[Dataset records]
= = = = = = =

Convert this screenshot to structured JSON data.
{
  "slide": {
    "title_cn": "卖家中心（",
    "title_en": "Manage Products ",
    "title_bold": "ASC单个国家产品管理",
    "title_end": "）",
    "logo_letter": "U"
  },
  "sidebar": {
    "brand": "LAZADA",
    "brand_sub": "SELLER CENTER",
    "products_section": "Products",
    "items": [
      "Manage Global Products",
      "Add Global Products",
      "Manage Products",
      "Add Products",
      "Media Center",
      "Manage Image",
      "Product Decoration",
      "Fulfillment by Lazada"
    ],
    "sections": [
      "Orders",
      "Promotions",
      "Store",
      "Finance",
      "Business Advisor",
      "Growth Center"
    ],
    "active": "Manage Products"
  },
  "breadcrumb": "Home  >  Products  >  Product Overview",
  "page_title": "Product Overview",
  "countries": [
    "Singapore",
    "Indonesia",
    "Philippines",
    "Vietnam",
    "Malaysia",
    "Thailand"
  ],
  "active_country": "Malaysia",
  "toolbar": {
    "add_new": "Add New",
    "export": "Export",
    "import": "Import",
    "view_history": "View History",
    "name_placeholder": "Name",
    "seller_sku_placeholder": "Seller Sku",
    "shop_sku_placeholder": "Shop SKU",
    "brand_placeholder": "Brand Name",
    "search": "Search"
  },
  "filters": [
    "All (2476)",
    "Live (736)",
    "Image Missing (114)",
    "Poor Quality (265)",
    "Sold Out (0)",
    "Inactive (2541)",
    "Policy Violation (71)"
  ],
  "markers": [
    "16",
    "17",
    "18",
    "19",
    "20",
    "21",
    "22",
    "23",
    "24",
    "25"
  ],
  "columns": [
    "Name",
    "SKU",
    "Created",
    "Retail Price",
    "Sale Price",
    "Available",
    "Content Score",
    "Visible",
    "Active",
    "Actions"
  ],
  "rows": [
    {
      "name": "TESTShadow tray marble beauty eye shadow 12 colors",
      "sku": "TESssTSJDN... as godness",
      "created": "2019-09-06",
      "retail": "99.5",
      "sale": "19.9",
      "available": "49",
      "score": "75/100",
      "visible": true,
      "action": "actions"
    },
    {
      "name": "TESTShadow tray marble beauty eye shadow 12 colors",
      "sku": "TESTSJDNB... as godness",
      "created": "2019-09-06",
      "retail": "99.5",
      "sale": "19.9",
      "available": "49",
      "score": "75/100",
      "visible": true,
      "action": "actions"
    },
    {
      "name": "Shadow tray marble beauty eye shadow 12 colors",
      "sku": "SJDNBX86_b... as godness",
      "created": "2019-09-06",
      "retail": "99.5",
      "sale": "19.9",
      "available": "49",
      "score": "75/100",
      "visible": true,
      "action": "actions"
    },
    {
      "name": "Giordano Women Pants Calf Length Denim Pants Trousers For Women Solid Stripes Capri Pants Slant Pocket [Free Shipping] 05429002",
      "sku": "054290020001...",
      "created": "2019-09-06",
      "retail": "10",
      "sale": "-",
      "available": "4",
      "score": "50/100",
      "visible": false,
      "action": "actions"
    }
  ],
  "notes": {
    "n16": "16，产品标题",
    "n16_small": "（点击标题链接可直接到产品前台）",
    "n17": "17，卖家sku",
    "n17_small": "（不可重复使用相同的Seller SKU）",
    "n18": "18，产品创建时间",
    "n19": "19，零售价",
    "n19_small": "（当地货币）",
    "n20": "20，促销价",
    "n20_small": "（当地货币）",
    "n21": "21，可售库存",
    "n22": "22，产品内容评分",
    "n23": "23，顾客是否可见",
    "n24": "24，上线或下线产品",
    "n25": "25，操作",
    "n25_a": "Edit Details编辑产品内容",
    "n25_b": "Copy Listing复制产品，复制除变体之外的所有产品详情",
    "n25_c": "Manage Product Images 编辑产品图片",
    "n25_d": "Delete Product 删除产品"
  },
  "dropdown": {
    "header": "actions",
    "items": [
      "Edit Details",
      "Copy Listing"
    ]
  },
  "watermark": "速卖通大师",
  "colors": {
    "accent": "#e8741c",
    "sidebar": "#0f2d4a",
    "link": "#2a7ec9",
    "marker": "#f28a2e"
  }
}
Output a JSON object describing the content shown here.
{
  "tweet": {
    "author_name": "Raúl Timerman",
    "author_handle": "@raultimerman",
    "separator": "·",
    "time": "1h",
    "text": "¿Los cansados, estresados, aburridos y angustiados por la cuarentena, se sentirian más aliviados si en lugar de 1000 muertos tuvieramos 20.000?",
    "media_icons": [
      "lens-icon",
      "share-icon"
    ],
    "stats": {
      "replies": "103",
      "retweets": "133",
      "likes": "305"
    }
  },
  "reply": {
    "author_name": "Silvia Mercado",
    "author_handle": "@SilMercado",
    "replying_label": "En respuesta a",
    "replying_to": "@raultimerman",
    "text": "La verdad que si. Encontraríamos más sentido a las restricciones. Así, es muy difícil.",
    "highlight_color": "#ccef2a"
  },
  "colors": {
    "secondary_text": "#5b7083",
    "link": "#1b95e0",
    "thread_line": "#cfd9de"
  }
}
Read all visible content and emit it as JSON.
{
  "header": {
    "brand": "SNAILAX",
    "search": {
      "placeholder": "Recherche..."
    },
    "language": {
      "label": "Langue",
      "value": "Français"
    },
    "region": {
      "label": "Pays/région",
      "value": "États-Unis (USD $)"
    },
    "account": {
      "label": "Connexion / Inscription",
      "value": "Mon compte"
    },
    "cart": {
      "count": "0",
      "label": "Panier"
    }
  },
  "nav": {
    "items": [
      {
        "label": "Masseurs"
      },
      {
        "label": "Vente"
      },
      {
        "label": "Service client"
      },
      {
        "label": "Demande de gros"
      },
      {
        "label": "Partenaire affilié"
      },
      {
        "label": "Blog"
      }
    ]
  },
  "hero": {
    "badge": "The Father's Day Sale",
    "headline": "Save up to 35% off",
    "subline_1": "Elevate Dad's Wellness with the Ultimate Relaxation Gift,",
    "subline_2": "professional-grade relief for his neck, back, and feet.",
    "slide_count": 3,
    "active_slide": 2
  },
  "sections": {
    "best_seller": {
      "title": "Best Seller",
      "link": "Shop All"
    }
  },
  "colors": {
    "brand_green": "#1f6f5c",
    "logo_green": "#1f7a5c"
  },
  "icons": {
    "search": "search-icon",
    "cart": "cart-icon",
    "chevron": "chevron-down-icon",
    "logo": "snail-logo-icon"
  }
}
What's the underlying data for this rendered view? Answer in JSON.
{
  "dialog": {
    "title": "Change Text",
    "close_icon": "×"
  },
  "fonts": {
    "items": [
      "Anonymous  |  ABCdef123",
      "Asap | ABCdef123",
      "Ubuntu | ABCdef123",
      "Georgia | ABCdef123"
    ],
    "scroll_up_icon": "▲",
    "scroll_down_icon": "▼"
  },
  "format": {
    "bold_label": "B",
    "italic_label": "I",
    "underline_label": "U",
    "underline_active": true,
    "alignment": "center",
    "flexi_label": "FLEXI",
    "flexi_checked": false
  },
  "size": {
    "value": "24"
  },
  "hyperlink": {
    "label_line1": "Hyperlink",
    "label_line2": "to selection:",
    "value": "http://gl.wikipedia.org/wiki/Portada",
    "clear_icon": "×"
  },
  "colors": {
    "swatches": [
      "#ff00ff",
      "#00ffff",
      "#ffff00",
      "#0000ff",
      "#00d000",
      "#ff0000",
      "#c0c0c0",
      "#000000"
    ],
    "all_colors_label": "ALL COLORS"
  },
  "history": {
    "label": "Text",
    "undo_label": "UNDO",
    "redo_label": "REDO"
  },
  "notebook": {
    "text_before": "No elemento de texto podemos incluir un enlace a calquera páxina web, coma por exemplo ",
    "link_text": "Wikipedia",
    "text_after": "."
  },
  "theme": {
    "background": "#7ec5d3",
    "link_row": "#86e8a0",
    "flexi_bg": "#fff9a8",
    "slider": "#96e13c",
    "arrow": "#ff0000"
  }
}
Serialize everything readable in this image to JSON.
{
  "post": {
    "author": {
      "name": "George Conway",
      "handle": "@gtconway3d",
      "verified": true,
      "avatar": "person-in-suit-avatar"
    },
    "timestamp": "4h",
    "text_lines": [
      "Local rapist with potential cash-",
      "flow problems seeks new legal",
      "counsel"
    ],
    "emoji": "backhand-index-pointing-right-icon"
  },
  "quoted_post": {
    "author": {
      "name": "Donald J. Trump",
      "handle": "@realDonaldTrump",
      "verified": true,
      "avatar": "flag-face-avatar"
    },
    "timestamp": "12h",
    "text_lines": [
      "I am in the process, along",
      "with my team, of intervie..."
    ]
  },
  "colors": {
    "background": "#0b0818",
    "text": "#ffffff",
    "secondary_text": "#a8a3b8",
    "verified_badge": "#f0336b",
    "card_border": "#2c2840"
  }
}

= = = = = = =

What is needed:
Begin with the line that contains "Serialize everything readable" and end with the last line of the records; set down every line in that span exactly, and nothing else.

Written solution:
Serialize everything readable in this image to JSON.
{
  "post": {
    "author": {
      "name": "George Conway",
      "handle": "@gtconway3d",
      "verified": true,
      "avatar": "person-in-suit-avatar"
    },
    "timestamp": "4h",
    "text_lines": [
      "Local rapist with potential cash-",
      "flow problems seeks new legal",
      "counsel"
    ],
    "emoji": "backhand-index-pointing-right-icon"
  },
  "quoted_post": {
    "author": {
      "name": "Donald J. Trump",
      "handle": "@realDonaldTrump",
      "verified": true,
      "avatar": "flag-face-avatar"
    },
    "timestamp": "12h",
    "text_lines": [
      "I am in the process, along",
      "with my team, of intervie..."
    ]
  },
  "colors": {
    "background": "#0b0818",
    "text": "#ffffff",
    "secondary_text": "#a8a3b8",
    "verified_badge": "#f0336b",
    "card_border": "#2c2840"
  }
}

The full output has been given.